▶ **Objective**: Count the lines in the items below that contain the word "Coolant". Give only the number.

___ Information shown

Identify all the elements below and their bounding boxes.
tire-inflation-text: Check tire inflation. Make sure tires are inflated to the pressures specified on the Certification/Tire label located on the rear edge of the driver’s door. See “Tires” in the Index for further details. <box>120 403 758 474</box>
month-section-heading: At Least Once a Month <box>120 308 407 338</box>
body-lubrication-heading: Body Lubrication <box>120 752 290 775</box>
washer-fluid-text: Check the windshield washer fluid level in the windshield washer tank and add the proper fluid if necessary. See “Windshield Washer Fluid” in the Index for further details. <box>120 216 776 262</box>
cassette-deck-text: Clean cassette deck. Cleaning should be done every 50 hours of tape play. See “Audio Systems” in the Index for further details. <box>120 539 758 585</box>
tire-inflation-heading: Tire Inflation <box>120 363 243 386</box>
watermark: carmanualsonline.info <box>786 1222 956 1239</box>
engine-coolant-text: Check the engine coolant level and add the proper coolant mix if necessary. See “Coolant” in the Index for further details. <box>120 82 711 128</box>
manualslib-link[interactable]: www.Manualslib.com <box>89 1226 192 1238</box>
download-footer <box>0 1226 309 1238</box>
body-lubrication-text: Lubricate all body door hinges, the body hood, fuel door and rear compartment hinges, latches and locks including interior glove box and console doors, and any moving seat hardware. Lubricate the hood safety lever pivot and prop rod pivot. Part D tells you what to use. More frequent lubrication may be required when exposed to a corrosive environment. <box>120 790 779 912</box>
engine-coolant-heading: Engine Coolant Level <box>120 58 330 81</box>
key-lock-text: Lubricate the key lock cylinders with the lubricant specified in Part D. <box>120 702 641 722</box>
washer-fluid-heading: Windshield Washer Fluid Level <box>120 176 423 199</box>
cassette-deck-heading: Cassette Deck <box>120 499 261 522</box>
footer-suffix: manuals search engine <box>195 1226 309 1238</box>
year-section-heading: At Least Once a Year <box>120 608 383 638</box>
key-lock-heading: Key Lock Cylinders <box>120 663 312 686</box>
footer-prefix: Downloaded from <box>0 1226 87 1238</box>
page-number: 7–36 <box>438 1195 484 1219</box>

______

▶ **Correct result**: 2